Je pourrais multiplier les cas de figure rétrospectifs où la formulation d’éléments de la médiation s’est ainsi transformée. Je ne dirais plus aujourd’hui que « le sème est polysémique », parce que le verbe « être », mythiquement, fait penser que la polysémie serait une propriété du sème. Le sème serait polysémique comme l’uranium est radioactif.
Or, la polysémie n’est pas une propriété du sème, mais son inversion. La diversité de sens nie l’identité du sème. On ne peut pas imputer à un fait grammatical ce qui définit un fait sémantique. Observer la dialectique doit mener à dire seulement que « le sème est impropre », formulation (« im- ») qui renvoie à la négativité grammaticale. Inversement, c’est la confrontation à l’expérience qui fait éprouver la diversité sémantique, non en soi, mais comme négation de cette négativité grammaticale. En testant sémantiquement que la synonymie « supporter = endurer, subir » diverge de la synonymie « supporter = aider, soutenir », je constate une diversité qui contre-dit ce qui reste pourtant un fait grammatical identique « supporter = supporter » (lui-même délimité par les autres faits grammaticaux). La formulation « impropriété du sème » produit de la scientificité par contraste avec la formulation « polysémie du sème » et révèle son côté mythique en ce qu’elle cache la dialectique. À son tour, la notion « d’impropriété » reste aussi mythique pour autant qu’on éprouve de la difficulté à préciser et délimiter ce que l’on entend par là. Il faut faire avec les mots, lesquels résistent toujours.
Que conclure ? Le « terminal speaker » que je suis aujourd’hui en conclura que le parcours en glossologie fut laborieux, mais passionnant, qu’il n’a heureusement pas de terme, mais seulement des étapes et des transformations. Je passe donc le relais à d’autres, en remerciant tous ceux qui assurèrent mon viatique pendant le parcours, à commencer par Jean Gagnepain.
Notes
[1] Trois ouvrages qui présentent la théorie de la médiation telle qu’enseignée par Jean Gagnepain : Traité d’épistémologie des sciences humaines, vol. 1 : Du signe. De l’outil, Paris, Livre & Communication, 1990 ; vol. 2 : De la personne. De la norme, Paris, Livre & Communication, 1991 ; Tome 3, Guérir l’homme. Former l’homme. Sauver l’homme, Bruxelles, De Boeck Université, 1995.
[2] Épistémologue et enseignant à Rennes 2 (1946-2023).
[3] « La personne dite. Le nom propre au regard de la théorie de la médiation », dans Histoire du sujet et théorie de la personne. La rencontre Marcel Gauchet Jean Gagnepain, sous la direction de Marcel Gauchet et Jean-Claude Quentel, PUR, 2009, pp. 191-213.
Jean-Yves Urien« Retour sur les fondements de la glossologie », in Tétralogiques, N°30, Héritages et actualité de l’anthropologie clinique médiationniste.

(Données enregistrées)
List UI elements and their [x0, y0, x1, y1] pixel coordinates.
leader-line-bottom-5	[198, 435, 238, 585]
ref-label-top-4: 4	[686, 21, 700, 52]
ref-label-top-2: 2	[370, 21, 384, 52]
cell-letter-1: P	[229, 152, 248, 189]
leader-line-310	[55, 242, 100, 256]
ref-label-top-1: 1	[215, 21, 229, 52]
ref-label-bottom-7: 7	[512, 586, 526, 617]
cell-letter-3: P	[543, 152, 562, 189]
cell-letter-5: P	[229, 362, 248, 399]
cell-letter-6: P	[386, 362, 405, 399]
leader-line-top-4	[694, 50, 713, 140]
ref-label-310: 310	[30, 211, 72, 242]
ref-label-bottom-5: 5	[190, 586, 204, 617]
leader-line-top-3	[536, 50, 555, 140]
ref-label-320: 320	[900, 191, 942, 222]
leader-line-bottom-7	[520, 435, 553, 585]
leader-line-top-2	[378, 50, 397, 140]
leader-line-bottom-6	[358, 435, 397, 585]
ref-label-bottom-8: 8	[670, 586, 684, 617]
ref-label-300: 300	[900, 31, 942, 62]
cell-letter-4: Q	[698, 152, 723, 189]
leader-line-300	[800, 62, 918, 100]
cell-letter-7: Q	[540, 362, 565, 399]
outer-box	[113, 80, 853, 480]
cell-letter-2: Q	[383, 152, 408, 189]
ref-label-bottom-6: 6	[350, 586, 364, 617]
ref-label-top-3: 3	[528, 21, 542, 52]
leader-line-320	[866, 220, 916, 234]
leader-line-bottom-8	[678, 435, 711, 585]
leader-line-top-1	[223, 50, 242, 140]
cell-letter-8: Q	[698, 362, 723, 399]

Travail à faire –
• a. Répondez en quelques mots à ces questions sur l'extrait sur la glossologie.
(i) Quelle formulation l'extrait dit-il ne plus employer aujourd'hui ?
(ii) Quelle personne est remerciée en premier ?
(iii) Dans quelle revue, et sous quel numéro, le texte a-t-il paru ?
• b. Recopiez mot pour mot le passage de l'extrait sur la glossologie qui va de « Que conclure ? » jusqu'à « par Jean Gagnepain. » inclus.

Corrigé –
• a.
(i) « le sème est polysémique »
(ii) Jean Gagnepain
(iii) Tétralogiques, N°30

• b.
Que conclure ? Le « terminal speaker » que je suis aujourd’hui en conclura que le parcours en glossologie fut laborieux, mais passionnant, qu’il n’a heureusement pas de terme, mais seulement des étapes et des transformations. Je passe donc le relais à d’autres, en remerciant tous ceux qui assurèrent mon viatique pendant le parcours, à commencer par Jean Gagnepain.